Write out the records that appear below, verbatim and complete, but without pictures.

Stored records
-=-=-=-=-

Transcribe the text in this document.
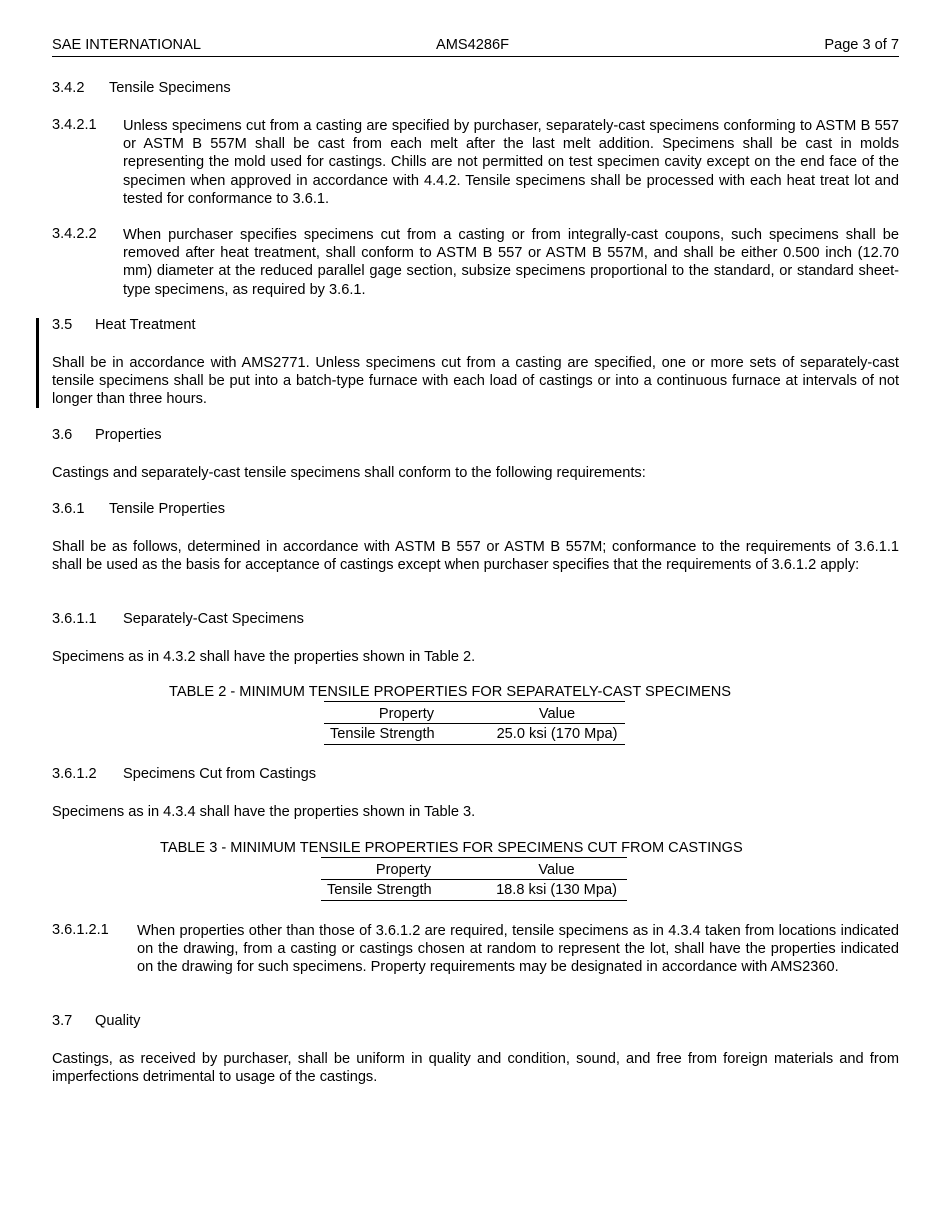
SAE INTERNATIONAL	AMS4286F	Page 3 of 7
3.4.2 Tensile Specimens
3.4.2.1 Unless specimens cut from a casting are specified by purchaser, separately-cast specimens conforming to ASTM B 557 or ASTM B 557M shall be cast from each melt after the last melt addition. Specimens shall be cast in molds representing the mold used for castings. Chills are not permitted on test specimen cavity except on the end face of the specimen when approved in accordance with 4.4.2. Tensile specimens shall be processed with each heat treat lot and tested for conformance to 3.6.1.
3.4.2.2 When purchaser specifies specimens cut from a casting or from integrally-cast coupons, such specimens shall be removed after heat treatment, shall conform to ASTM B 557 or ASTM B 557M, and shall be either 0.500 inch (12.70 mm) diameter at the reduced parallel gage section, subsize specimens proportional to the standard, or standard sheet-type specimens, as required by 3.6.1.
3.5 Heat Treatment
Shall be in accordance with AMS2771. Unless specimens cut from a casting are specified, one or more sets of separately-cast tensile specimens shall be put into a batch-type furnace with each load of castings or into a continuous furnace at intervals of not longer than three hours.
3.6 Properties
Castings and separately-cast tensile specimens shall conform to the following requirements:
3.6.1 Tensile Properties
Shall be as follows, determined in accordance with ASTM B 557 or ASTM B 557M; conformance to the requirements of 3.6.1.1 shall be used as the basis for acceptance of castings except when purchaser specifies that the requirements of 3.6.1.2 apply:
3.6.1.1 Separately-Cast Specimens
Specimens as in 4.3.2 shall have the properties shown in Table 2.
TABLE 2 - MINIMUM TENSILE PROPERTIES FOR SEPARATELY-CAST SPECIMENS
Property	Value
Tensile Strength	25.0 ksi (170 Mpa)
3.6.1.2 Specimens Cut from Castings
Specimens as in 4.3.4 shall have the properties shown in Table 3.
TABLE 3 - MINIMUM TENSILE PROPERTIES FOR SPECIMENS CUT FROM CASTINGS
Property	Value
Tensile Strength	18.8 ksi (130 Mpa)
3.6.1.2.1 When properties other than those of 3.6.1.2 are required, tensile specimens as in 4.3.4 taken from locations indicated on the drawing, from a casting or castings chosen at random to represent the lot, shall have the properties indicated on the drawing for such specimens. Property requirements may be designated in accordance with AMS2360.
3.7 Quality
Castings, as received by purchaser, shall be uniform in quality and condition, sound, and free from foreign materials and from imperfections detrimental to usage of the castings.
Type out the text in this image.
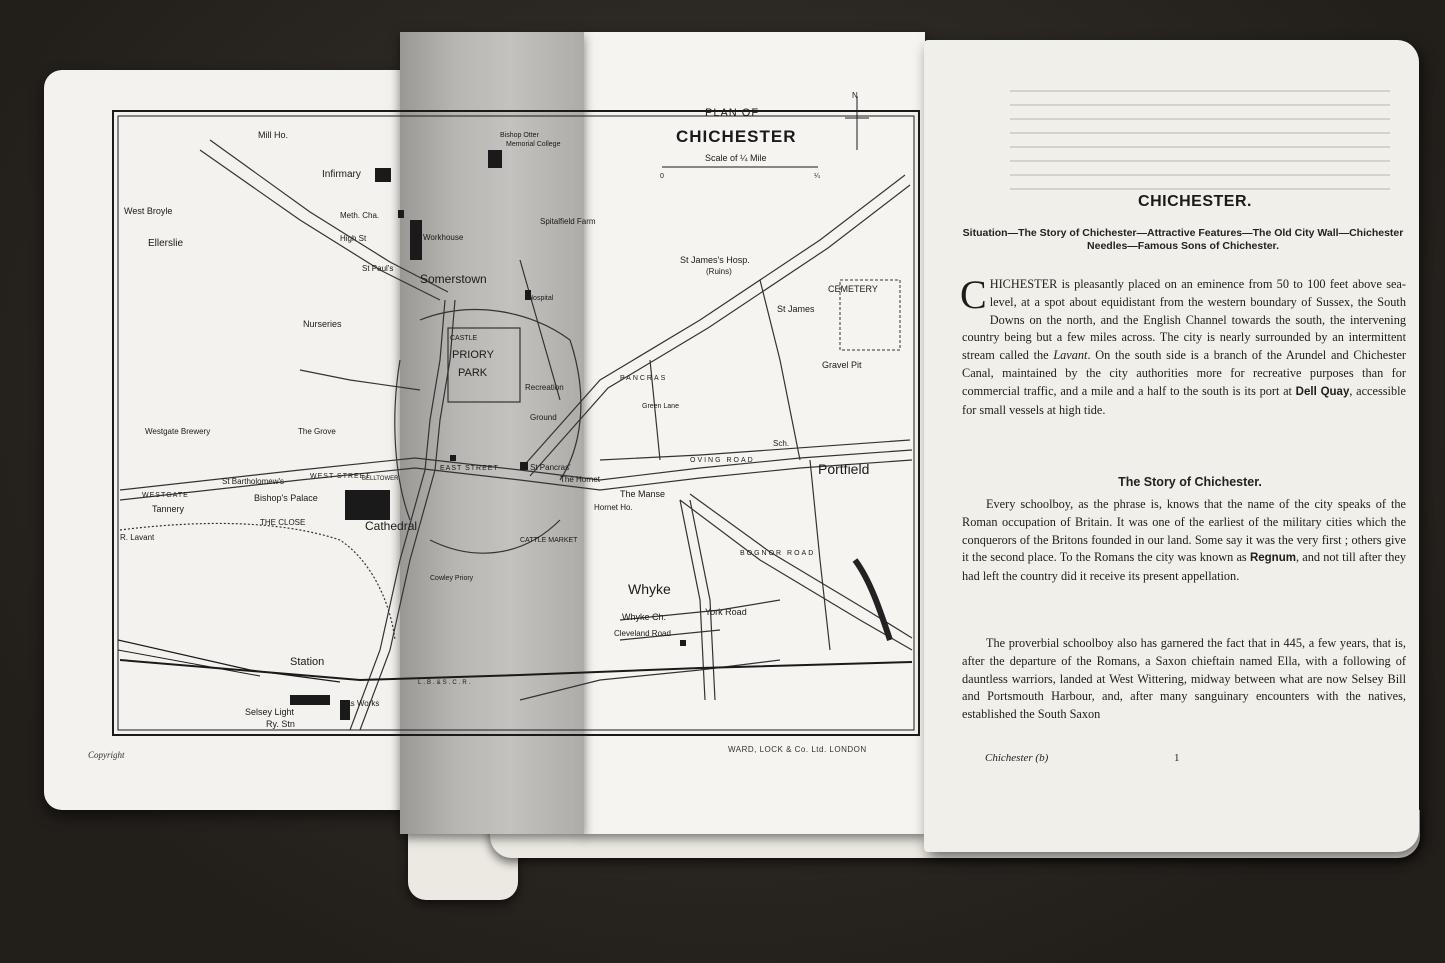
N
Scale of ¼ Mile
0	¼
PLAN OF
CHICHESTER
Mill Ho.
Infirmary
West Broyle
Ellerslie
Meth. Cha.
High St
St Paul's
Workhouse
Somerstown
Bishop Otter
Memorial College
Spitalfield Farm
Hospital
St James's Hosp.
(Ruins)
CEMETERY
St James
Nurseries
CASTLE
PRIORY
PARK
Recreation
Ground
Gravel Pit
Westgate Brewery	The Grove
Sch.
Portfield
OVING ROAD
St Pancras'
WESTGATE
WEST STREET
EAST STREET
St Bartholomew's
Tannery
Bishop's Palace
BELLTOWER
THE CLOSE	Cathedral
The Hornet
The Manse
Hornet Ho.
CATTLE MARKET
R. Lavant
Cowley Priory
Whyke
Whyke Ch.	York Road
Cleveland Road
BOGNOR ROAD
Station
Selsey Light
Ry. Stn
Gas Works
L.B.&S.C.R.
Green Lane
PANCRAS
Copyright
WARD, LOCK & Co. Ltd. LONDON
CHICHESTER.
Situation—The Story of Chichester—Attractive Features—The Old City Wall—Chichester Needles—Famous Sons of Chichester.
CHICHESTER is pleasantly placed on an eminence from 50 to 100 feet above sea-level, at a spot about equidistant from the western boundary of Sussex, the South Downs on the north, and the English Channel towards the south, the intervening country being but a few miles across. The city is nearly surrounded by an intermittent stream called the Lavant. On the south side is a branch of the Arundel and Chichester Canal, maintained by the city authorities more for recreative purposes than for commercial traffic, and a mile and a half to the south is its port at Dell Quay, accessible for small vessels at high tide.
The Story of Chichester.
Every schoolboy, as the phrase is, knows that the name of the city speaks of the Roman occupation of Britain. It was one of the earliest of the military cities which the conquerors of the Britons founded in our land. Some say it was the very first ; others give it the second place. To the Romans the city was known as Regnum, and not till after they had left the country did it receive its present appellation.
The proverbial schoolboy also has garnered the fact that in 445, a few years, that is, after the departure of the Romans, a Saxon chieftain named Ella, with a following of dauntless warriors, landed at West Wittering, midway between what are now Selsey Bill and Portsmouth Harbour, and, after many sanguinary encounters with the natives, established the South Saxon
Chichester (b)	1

-=-=-=-=-

§ **Result for this task**:
Transcribe the text in this document.
SAE INTERNATIONAL	AMS4286F	Page 3 of 7
3.4.2 Tensile Specimens
3.4.2.1 Unless specimens cut from a casting are specified by purchaser, separately-cast specimens conforming to ASTM B 557 or ASTM B 557M shall be cast from each melt after the last melt addition. Specimens shall be cast in molds representing the mold used for castings. Chills are not permitted on test specimen cavity except on the end face of the specimen when approved in accordance with 4.4.2. Tensile specimens shall be processed with each heat treat lot and tested for conformance to 3.6.1.
3.4.2.2 When purchaser specifies specimens cut from a casting or from integrally-cast coupons, such specimens shall be removed after heat treatment, shall conform to ASTM B 557 or ASTM B 557M, and shall be either 0.500 inch (12.70 mm) diameter at the reduced parallel gage section, subsize specimens proportional to the standard, or standard sheet-type specimens, as required by 3.6.1.
3.5 Heat Treatment
Shall be in accordance with AMS2771. Unless specimens cut from a casting are specified, one or more sets of separately-cast tensile specimens shall be put into a batch-type furnace with each load of castings or into a continuous furnace at intervals of not longer than three hours.
3.6 Properties
Castings and separately-cast tensile specimens shall conform to the following requirements:
3.6.1 Tensile Properties
Shall be as follows, determined in accordance with ASTM B 557 or ASTM B 557M; conformance to the requirements of 3.6.1.1 shall be used as the basis for acceptance of castings except when purchaser specifies that the requirements of 3.6.1.2 apply:
3.6.1.1 Separately-Cast Specimens
Specimens as in 4.3.2 shall have the properties shown in Table 2.
TABLE 2 - MINIMUM TENSILE PROPERTIES FOR SEPARATELY-CAST SPECIMENS
Property	Value
Tensile Strength	25.0 ksi (170 Mpa)
3.6.1.2 Specimens Cut from Castings
Specimens as in 4.3.4 shall have the properties shown in Table 3.
TABLE 3 - MINIMUM TENSILE PROPERTIES FOR SPECIMENS CUT FROM CASTINGS
Property	Value
Tensile Strength	18.8 ksi (130 Mpa)
3.6.1.2.1 When properties other than those of 3.6.1.2 are required, tensile specimens as in 4.3.4 taken from locations indicated on the drawing, from a casting or castings chosen at random to represent the lot, shall have the properties indicated on the drawing for such specimens. Property requirements may be designated in accordance with AMS2360.
3.7 Quality
Castings, as received by purchaser, shall be uniform in quality and condition, sound, and free from foreign materials and from imperfections detrimental to usage of the castings.
Type out the text in this image.
N
Scale of ¼ Mile
0	¼
PLAN OF
CHICHESTER
Mill Ho.
Infirmary
West Broyle
Ellerslie
Meth. Cha.
High St
St Paul's
Workhouse
Somerstown
Bishop Otter
Memorial College
Spitalfield Farm
Hospital
St James's Hosp.
(Ruins)
CEMETERY
St James
Nurseries
CASTLE
PRIORY
PARK
Recreation
Ground
Gravel Pit
Westgate Brewery	The Grove
Sch.
Portfield
OVING ROAD
St Pancras'
WESTGATE
WEST STREET
EAST STREET
St Bartholomew's
Tannery
Bishop's Palace
BELLTOWER
THE CLOSE	Cathedral
The Hornet
The Manse
Hornet Ho.
CATTLE MARKET
R. Lavant
Cowley Priory
Whyke
Whyke Ch.	York Road
Cleveland Road
BOGNOR ROAD
Station
Selsey Light
Ry. Stn
Gas Works
L.B.&S.C.R.
Green Lane
PANCRAS
Copyright
WARD, LOCK & Co. Ltd. LONDON
CHICHESTER.
Situation—The Story of Chichester—Attractive Features—The Old City Wall—Chichester Needles—Famous Sons of Chichester.
CHICHESTER is pleasantly placed on an eminence from 50 to 100 feet above sea-level, at a spot about equidistant from the western boundary of Sussex, the South Downs on the north, and the English Channel towards the south, the intervening country being but a few miles across. The city is nearly surrounded by an intermittent stream called the Lavant. On the south side is a branch of the Arundel and Chichester Canal, maintained by the city authorities more for recreative purposes than for commercial traffic, and a mile and a half to the south is its port at Dell Quay, accessible for small vessels at high tide.
The Story of Chichester.
Every schoolboy, as the phrase is, knows that the name of the city speaks of the Roman occupation of Britain. It was one of the earliest of the military cities which the conquerors of the Britons founded in our land. Some say it was the very first ; others give it the second place. To the Romans the city was known as Regnum, and not till after they had left the country did it receive its present appellation.
The proverbial schoolboy also has garnered the fact that in 445, a few years, that is, after the departure of the Romans, a Saxon chieftain named Ella, with a following of dauntless warriors, landed at West Wittering, midway between what are now Selsey Bill and Portsmouth Harbour, and, after many sanguinary encounters with the natives, established the South Saxon
Chichester (b)	1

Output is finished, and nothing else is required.